» **WHAT THE EXERCISE ASKS**
Transcribe the listing word for word.

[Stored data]
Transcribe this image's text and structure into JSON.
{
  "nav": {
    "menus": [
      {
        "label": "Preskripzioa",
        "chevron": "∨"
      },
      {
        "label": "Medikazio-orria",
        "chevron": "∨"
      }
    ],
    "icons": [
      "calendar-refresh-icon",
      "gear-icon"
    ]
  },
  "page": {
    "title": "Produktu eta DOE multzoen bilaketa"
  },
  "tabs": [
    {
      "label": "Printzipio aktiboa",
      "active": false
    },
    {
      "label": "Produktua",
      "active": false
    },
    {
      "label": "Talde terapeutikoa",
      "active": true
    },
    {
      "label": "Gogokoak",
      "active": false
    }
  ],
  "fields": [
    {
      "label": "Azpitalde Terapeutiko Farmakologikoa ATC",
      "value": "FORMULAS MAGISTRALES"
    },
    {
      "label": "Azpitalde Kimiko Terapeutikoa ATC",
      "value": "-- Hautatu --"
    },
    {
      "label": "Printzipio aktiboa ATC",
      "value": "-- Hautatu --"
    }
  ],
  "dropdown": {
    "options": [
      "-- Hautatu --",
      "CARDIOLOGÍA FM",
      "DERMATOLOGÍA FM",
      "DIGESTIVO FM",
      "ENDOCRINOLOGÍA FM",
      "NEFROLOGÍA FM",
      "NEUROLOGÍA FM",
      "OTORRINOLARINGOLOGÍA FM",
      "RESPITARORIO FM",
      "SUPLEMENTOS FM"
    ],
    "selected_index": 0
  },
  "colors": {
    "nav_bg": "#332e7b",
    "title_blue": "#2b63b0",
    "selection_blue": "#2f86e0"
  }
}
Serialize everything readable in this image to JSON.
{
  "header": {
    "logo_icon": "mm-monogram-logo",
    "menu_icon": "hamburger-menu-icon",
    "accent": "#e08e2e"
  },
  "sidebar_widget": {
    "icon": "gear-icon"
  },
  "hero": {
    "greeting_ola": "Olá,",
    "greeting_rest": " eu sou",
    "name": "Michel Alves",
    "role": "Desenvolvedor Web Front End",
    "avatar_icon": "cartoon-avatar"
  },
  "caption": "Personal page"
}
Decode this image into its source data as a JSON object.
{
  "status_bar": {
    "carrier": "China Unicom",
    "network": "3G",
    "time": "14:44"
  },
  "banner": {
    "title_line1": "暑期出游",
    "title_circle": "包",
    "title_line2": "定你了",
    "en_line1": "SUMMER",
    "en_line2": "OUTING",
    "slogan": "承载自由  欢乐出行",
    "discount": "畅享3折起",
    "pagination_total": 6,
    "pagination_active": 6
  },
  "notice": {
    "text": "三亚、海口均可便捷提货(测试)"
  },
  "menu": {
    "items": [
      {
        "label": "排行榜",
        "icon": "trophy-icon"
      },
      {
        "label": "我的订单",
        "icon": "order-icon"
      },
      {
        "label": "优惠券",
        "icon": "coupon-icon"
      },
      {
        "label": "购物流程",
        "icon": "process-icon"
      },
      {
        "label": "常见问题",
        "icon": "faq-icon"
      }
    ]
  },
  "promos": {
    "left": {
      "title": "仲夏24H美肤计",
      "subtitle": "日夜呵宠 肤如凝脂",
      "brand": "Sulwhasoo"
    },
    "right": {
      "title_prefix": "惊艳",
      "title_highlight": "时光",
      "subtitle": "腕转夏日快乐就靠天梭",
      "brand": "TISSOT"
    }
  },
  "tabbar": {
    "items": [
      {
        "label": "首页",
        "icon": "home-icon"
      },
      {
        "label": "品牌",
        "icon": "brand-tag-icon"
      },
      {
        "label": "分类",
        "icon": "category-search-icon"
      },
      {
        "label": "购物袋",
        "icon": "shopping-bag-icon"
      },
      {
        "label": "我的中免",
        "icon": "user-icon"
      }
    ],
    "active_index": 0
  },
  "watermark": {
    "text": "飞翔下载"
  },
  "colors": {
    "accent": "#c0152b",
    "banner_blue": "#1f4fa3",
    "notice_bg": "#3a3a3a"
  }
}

» **RESULT**
Transcribe this image's text and structure into JSON.
{
  "nav": {
    "menus": [
      {
        "label": "Preskripzioa",
        "chevron": "∨"
      },
      {
        "label": "Medikazio-orria",
        "chevron": "∨"
      }
    ],
    "icons": [
      "calendar-refresh-icon",
      "gear-icon"
    ]
  },
  "page": {
    "title": "Produktu eta DOE multzoen bilaketa"
  },
  "tabs": [
    {
      "label": "Printzipio aktiboa",
      "active": false
    },
    {
      "label": "Produktua",
      "active": false
    },
    {
      "label": "Talde terapeutikoa",
      "active": true
    },
    {
      "label": "Gogokoak",
      "active": false
    }
  ],
  "fields": [
    {
      "label": "Azpitalde Terapeutiko Farmakologikoa ATC",
      "value": "FORMULAS MAGISTRALES"
    },
    {
      "label": "Azpitalde Kimiko Terapeutikoa ATC",
      "value": "-- Hautatu --"
    },
    {
      "label": "Printzipio aktiboa ATC",
      "value": "-- Hautatu --"
    }
  ],
  "dropdown": {
    "options": [
      "-- Hautatu --",
      "CARDIOLOGÍA FM",
      "DERMATOLOGÍA FM",
      "DIGESTIVO FM",
      "ENDOCRINOLOGÍA FM",
      "NEFROLOGÍA FM",
      "NEUROLOGÍA FM",
      "OTORRINOLARINGOLOGÍA FM",
      "RESPITARORIO FM",
      "SUPLEMENTOS FM"
    ],
    "selected_index": 0
  },
  "colors": {
    "nav_bg": "#332e7b",
    "title_blue": "#2b63b0",
    "selection_blue": "#2f86e0"
  }
}
Serialize everything readable in this image to JSON.
{
  "header": {
    "logo_icon": "mm-monogram-logo",
    "menu_icon": "hamburger-menu-icon",
    "accent": "#e08e2e"
  },
  "sidebar_widget": {
    "icon": "gear-icon"
  },
  "hero": {
    "greeting_ola": "Olá,",
    "greeting_rest": " eu sou",
    "name": "Michel Alves",
    "role": "Desenvolvedor Web Front End",
    "avatar_icon": "cartoon-avatar"
  },
  "caption": "Personal page"
}
Decode this image into its source data as a JSON object.
{
  "status_bar": {
    "carrier": "China Unicom",
    "network": "3G",
    "time": "14:44"
  },
  "banner": {
    "title_line1": "暑期出游",
    "title_circle": "包",
    "title_line2": "定你了",
    "en_line1": "SUMMER",
    "en_line2": "OUTING",
    "slogan": "承载自由  欢乐出行",
    "discount": "畅享3折起",
    "pagination_total": 6,
    "pagination_active": 6
  },
  "notice": {
    "text": "三亚、海口均可便捷提货(测试)"
  },
  "menu": {
    "items": [
      {
        "label": "排行榜",
        "icon": "trophy-icon"
      },
      {
        "label": "我的订单",
        "icon": "order-icon"
      },
      {
        "label": "优惠券",
        "icon": "coupon-icon"
      },
      {
        "label": "购物流程",
        "icon": "process-icon"
      },
      {
        "label": "常见问题",
        "icon": "faq-icon"
      }
    ]
  },
  "promos": {
    "left": {
      "title": "仲夏24H美肤计",
      "subtitle": "日夜呵宠 肤如凝脂",
      "brand": "Sulwhasoo"
    },
    "right": {
      "title_prefix": "惊艳",
      "title_highlight": "时光",
      "subtitle": "腕转夏日快乐就靠天梭",
      "brand": "TISSOT"
    }
  },
  "tabbar": {
    "items": [
      {
        "label": "首页",
        "icon": "home-icon"
      },
      {
        "label": "品牌",
        "icon": "brand-tag-icon"
      },
      {
        "label": "分类",
        "icon": "category-search-icon"
      },
      {
        "label": "购物袋",
        "icon": "shopping-bag-icon"
      },
      {
        "label": "我的中免",
        "icon": "user-icon"
      }
    ],
    "active_index": 0
  },
  "watermark": {
    "text": "飞翔下载"
  },
  "colors": {
    "accent": "#c0152b",
    "banner_blue": "#1f4fa3",
    "notice_bg": "#3a3a3a"
  }
}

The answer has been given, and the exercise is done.